**WHAT THIS TASK INVOLVES**: Transcribe all of the material below word for word and leave out its pictures.

**RAW RECORDS**:
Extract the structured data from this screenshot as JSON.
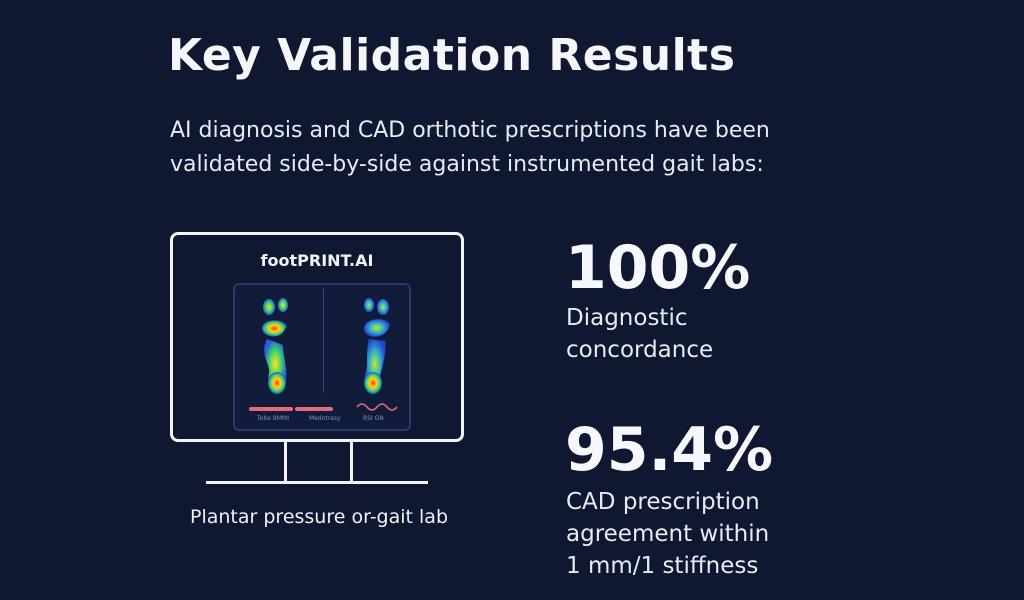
{
  "title": "Key Validation Results",
  "intro": {
    "line1": "AI diagnosis and CAD orthotic prescriptions have been",
    "line2": "validated side-by-side against instrumented gait labs:"
  },
  "monitor": {
    "brand": "footPRINT.AI",
    "labels": [
      "Tobe BMMI",
      "Medotrasy",
      "RSI GN"
    ],
    "caption": "Plantar pressure or-gait lab"
  },
  "stats": [
    {
      "value": "100%",
      "label_lines": [
        "Diagnostic",
        "concordance"
      ]
    },
    {
      "value": "95.4%",
      "label_lines": [
        "CAD prescription",
        "agreement within",
        "1 mm/1 stiffness"
      ]
    }
  ],
  "colors": {
    "background": "#0f1830",
    "accent_bar": "#e86a7a",
    "panel": "#111c3b"
  }
}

**SOLUTION TO THE EXERCISE**:
Extract the structured data from this screenshot as JSON.
{
  "title": "Key Validation Results",
  "intro": {
    "line1": "AI diagnosis and CAD orthotic prescriptions have been",
    "line2": "validated side-by-side against instrumented gait labs:"
  },
  "monitor": {
    "brand": "footPRINT.AI",
    "labels": [
      "Tobe BMMI",
      "Medotrasy",
      "RSI GN"
    ],
    "caption": "Plantar pressure or-gait lab"
  },
  "stats": [
    {
      "value": "100%",
      "label_lines": [
        "Diagnostic",
        "concordance"
      ]
    },
    {
      "value": "95.4%",
      "label_lines": [
        "CAD prescription",
        "agreement within",
        "1 mm/1 stiffness"
      ]
    }
  ],
  "colors": {
    "background": "#0f1830",
    "accent_bar": "#e86a7a",
    "panel": "#111c3b"
  }
}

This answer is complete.